▶ [What this task involves] Using the material below, copy every line where "Odisha" appears.

▶ [Source records]

----

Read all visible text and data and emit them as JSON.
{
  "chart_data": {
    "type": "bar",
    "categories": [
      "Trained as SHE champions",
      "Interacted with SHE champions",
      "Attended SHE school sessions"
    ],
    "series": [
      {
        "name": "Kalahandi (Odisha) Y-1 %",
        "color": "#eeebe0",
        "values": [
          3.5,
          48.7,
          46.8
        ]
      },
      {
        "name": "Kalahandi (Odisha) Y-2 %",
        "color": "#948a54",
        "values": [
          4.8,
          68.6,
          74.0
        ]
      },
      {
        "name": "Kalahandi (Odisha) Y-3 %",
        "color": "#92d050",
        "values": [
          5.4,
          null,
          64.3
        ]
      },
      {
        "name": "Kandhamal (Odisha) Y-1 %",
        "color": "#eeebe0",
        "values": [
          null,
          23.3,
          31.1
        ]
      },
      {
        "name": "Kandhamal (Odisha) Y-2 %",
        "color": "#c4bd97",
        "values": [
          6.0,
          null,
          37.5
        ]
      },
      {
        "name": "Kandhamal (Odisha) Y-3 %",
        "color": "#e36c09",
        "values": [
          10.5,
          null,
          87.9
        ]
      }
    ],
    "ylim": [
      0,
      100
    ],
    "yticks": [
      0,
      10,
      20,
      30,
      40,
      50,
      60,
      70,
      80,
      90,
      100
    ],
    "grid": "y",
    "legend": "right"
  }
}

----

▶ [Final result]
        "name": "Kalahandi (Odisha) Y-1 %",
        "name": "Kalahandi (Odisha) Y-2 %",
        "name": "Kalahandi (Odisha) Y-3 %",
        "name": "Kandhamal (Odisha) Y-1 %",
        "name": "Kandhamal (Odisha) Y-2 %",
        "name": "Kandhamal (Odisha) Y-3 %",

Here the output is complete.